TASK TO COMPLETE. Identify all lines of the data containing the string "duration" and copy them.

**** ENTRIES PROVIDED ****

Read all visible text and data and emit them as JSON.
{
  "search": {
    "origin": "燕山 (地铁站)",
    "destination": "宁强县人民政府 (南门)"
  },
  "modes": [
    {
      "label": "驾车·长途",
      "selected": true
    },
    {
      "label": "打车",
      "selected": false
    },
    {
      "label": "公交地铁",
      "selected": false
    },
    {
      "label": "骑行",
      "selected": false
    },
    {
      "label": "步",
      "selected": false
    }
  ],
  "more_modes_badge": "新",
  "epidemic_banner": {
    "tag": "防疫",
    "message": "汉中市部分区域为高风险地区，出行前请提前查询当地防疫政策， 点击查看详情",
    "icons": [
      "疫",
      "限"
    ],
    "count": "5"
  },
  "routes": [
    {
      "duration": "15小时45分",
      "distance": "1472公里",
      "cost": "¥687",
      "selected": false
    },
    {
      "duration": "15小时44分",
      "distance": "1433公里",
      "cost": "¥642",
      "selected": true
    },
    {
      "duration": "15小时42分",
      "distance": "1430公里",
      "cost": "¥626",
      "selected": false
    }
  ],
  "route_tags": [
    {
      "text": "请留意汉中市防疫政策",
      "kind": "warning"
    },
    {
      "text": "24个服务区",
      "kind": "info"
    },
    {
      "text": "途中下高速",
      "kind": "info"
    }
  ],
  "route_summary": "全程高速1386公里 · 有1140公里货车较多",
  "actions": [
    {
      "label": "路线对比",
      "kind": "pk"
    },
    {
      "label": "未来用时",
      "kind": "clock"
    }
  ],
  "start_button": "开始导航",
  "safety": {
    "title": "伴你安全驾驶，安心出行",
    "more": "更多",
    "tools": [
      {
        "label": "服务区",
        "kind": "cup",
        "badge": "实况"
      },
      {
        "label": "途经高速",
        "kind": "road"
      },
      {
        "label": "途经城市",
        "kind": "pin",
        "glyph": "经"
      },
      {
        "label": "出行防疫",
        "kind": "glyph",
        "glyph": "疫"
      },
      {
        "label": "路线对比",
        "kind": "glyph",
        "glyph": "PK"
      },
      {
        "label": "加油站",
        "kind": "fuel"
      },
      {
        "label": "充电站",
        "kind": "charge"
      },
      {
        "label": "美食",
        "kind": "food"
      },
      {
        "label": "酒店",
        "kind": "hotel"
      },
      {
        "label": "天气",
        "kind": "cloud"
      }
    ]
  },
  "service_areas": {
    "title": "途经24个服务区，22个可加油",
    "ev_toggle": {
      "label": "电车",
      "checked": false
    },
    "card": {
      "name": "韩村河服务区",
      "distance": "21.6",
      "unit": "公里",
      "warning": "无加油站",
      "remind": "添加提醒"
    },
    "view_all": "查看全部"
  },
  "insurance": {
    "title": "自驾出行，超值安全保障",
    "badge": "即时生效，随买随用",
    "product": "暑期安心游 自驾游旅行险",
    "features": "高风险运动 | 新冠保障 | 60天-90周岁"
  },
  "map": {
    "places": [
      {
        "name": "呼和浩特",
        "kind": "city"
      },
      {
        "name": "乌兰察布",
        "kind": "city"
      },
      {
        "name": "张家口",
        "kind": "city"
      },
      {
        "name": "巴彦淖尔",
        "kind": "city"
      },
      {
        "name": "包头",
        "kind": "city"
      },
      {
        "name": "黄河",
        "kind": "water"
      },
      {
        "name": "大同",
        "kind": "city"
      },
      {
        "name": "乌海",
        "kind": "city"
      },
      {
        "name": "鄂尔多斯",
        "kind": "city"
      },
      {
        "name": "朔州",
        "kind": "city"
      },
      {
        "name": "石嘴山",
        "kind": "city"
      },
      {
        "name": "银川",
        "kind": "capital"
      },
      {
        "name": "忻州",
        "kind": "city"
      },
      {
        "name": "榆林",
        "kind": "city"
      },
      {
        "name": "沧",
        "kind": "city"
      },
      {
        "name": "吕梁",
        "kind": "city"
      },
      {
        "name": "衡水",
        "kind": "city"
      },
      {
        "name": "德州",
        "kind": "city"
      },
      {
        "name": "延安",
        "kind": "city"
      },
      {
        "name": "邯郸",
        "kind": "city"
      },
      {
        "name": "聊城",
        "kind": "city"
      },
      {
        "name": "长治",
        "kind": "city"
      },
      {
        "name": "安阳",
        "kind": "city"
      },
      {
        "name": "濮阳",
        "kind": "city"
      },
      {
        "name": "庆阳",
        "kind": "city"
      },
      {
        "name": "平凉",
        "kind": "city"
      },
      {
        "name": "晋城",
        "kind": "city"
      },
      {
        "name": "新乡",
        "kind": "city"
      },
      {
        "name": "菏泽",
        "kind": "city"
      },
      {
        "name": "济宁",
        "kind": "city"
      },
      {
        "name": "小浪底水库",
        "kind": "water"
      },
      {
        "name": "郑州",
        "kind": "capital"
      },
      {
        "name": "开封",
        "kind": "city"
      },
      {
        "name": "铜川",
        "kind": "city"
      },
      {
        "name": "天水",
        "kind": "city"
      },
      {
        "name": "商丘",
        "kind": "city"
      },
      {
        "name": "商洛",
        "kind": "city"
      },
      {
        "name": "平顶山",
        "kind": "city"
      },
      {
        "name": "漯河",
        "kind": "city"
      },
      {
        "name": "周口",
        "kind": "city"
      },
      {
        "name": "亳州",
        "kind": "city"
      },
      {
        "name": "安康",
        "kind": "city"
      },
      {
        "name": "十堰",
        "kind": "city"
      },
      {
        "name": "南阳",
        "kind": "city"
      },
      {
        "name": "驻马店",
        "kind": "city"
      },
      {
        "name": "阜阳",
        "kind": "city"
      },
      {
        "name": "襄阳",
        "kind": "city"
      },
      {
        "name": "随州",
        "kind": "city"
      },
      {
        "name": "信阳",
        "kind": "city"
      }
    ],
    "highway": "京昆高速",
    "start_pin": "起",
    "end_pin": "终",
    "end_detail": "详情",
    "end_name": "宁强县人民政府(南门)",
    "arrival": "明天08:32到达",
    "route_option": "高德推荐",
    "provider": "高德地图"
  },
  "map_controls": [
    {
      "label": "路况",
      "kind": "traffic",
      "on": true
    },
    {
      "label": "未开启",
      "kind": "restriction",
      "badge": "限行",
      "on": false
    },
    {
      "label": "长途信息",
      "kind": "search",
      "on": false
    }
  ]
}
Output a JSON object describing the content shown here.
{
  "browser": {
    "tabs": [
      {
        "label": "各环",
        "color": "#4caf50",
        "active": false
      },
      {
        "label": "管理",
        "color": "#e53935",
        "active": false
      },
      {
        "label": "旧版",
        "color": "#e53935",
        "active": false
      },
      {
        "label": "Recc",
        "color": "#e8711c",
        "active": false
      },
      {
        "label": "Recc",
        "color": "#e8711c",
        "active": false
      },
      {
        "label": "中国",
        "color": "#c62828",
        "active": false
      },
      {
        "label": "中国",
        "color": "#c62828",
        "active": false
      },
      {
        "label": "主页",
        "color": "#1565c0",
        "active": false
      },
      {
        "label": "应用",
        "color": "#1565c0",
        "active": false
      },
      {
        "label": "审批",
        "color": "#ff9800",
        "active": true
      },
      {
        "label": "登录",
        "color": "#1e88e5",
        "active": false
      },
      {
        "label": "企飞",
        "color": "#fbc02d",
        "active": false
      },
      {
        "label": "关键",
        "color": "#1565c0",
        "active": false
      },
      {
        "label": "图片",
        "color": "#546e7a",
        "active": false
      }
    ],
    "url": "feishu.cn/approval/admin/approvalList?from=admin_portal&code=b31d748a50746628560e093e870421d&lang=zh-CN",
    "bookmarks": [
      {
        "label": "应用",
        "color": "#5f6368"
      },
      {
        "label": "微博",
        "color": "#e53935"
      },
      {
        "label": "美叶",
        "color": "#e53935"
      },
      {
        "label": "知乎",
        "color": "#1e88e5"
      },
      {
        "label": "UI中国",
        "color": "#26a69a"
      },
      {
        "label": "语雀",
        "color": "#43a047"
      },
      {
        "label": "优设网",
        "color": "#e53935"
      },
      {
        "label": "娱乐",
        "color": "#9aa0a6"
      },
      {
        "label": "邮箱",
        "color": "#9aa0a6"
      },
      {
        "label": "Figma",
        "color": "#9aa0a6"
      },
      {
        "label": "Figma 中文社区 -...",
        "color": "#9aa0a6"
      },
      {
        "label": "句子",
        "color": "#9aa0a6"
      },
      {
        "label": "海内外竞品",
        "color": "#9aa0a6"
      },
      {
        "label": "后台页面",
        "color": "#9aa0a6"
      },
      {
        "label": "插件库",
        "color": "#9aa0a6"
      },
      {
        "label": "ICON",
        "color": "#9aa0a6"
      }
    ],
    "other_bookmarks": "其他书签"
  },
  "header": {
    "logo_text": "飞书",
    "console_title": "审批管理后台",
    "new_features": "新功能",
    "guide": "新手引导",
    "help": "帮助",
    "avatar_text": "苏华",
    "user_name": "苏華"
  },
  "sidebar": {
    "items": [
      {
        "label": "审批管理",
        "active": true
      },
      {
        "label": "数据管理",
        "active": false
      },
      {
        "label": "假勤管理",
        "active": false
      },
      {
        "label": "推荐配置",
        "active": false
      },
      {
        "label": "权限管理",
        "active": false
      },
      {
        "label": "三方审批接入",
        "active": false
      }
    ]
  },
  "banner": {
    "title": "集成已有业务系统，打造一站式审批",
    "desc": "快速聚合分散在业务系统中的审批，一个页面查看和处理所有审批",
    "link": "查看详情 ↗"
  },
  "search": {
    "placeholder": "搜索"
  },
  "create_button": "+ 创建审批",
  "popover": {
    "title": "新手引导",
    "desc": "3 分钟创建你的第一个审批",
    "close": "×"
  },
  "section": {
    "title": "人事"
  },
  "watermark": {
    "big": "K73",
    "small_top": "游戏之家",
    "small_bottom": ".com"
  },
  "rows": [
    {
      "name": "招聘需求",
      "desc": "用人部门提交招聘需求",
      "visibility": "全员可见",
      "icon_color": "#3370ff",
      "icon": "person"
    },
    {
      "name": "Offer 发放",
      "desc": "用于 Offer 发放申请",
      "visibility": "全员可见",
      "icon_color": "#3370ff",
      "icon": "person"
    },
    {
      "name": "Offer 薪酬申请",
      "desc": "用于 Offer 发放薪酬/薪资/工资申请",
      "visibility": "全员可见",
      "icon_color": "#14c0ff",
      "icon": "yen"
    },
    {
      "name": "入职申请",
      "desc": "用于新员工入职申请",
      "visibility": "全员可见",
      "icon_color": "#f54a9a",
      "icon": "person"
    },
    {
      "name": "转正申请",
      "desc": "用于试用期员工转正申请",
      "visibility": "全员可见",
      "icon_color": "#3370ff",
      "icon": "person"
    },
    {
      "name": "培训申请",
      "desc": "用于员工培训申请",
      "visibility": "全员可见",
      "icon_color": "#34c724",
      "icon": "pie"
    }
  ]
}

****

WRITTEN REPLY.
      "duration": "15小时45分",
      "duration": "15小时44分",
      "duration": "15小时42分",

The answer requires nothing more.